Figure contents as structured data
* start *
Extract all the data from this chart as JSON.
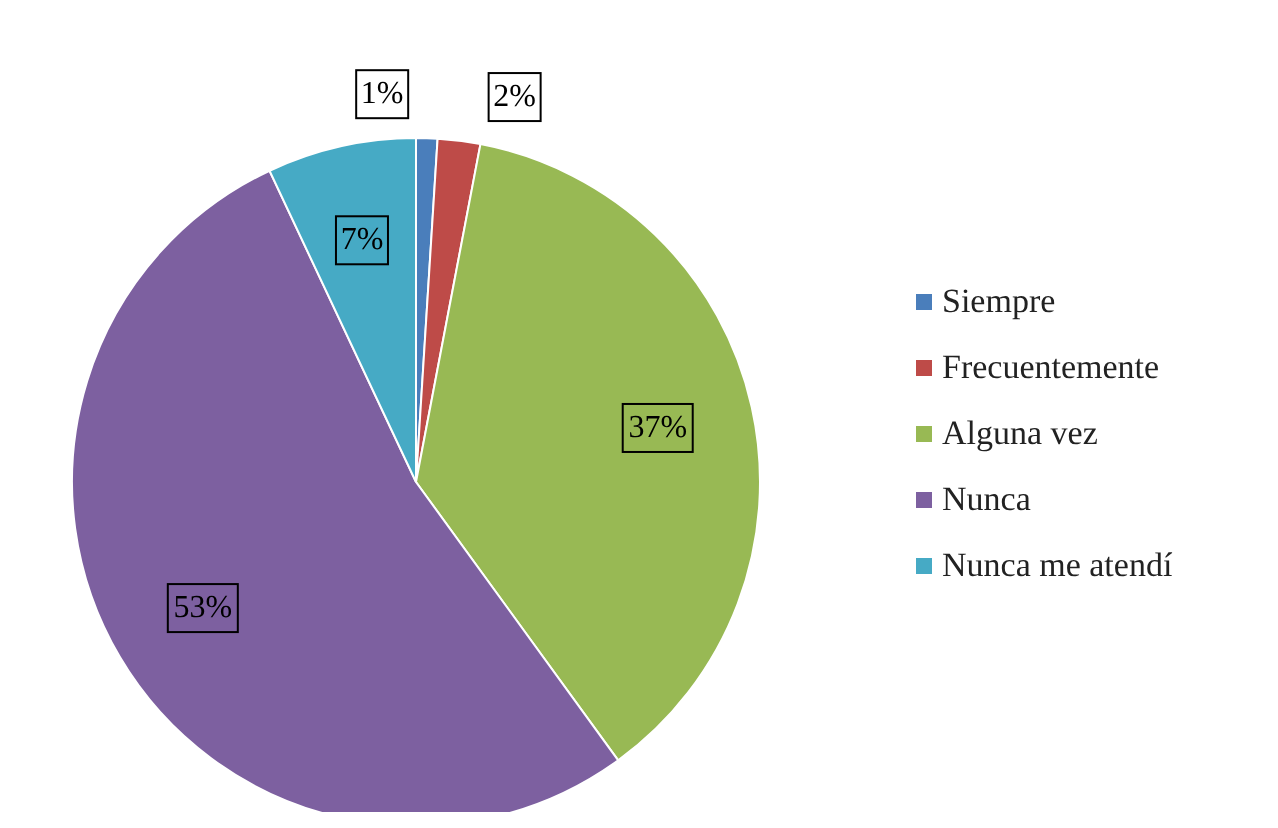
{
  "chart_data": {
    "type": "pie",
    "categories": [
      "Siempre",
      "Frecuentemente",
      "Alguna vez",
      "Nunca",
      "Nunca me atendí"
    ],
    "values": [
      1,
      2,
      37,
      53,
      7
    ],
    "value_labels": [
      "1%",
      "2%",
      "37%",
      "53%",
      "7%"
    ],
    "colors": [
      "#4a7ebb",
      "#be4b48",
      "#98b954",
      "#7d60a0",
      "#46aac5"
    ],
    "legend": "right"
  }
}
* end *
Problem requirements
Quote every record above exactly, omitting any pictures they contain.

Worked solution
Extract all the data from this chart as JSON.
{
  "chart_data": {
    "type": "pie",
    "categories": [
      "Siempre",
      "Frecuentemente",
      "Alguna vez",
      "Nunca",
      "Nunca me atendí"
    ],
    "values": [
      1,
      2,
      37,
      53,
      7
    ],
    "value_labels": [
      "1%",
      "2%",
      "37%",
      "53%",
      "7%"
    ],
    "colors": [
      "#4a7ebb",
      "#be4b48",
      "#98b954",
      "#7d60a0",
      "#46aac5"
    ],
    "legend": "right"
  }
}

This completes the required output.